Problem details:
List, from the lines below, each one with "diilhamkan" in it.
-- start of Stored rows --
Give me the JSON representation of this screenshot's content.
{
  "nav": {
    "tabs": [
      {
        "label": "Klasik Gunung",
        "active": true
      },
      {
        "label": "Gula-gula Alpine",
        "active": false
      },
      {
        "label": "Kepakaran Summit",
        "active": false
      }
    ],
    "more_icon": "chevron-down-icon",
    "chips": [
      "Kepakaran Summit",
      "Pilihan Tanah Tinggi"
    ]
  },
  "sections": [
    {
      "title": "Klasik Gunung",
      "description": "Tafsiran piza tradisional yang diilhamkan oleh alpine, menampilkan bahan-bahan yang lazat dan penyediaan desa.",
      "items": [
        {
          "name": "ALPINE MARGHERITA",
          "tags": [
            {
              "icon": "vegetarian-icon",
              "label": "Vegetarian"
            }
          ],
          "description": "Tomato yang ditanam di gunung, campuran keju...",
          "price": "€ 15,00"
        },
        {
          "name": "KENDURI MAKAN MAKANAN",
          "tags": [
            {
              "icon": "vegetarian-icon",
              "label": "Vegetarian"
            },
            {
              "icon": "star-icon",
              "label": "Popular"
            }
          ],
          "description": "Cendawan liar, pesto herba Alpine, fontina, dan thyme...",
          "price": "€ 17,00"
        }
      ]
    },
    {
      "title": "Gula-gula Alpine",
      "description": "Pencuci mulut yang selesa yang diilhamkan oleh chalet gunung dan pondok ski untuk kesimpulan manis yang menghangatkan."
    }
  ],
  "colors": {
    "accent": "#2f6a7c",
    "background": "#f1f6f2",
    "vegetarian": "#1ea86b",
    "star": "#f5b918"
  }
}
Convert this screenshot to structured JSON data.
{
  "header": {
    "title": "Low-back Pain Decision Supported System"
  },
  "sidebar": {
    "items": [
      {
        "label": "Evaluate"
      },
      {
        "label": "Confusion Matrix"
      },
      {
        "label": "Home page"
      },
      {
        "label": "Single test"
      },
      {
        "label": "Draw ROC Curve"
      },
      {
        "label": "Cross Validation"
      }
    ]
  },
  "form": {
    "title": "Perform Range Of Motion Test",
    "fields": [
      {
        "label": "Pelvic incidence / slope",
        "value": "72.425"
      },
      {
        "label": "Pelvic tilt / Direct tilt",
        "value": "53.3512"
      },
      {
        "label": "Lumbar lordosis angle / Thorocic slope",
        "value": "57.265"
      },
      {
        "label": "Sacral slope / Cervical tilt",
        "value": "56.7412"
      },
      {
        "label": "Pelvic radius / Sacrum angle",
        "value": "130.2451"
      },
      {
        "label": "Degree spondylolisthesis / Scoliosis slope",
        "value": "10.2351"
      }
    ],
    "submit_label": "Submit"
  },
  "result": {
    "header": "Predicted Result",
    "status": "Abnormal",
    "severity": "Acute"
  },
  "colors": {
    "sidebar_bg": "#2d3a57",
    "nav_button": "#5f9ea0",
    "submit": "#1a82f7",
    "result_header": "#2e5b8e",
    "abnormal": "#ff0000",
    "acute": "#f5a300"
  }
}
-- end of Stored rows --
Exercise result:
      "description": "Tafsiran piza tradisional yang diilhamkan oleh alpine, menampilkan bahan-bahan yang lazat dan penyediaan desa.",
      "description": "Pencuci mulut yang selesa yang diilhamkan oleh chalet gunung dan pondok ski untuk kesimpulan manis yang menghangatkan."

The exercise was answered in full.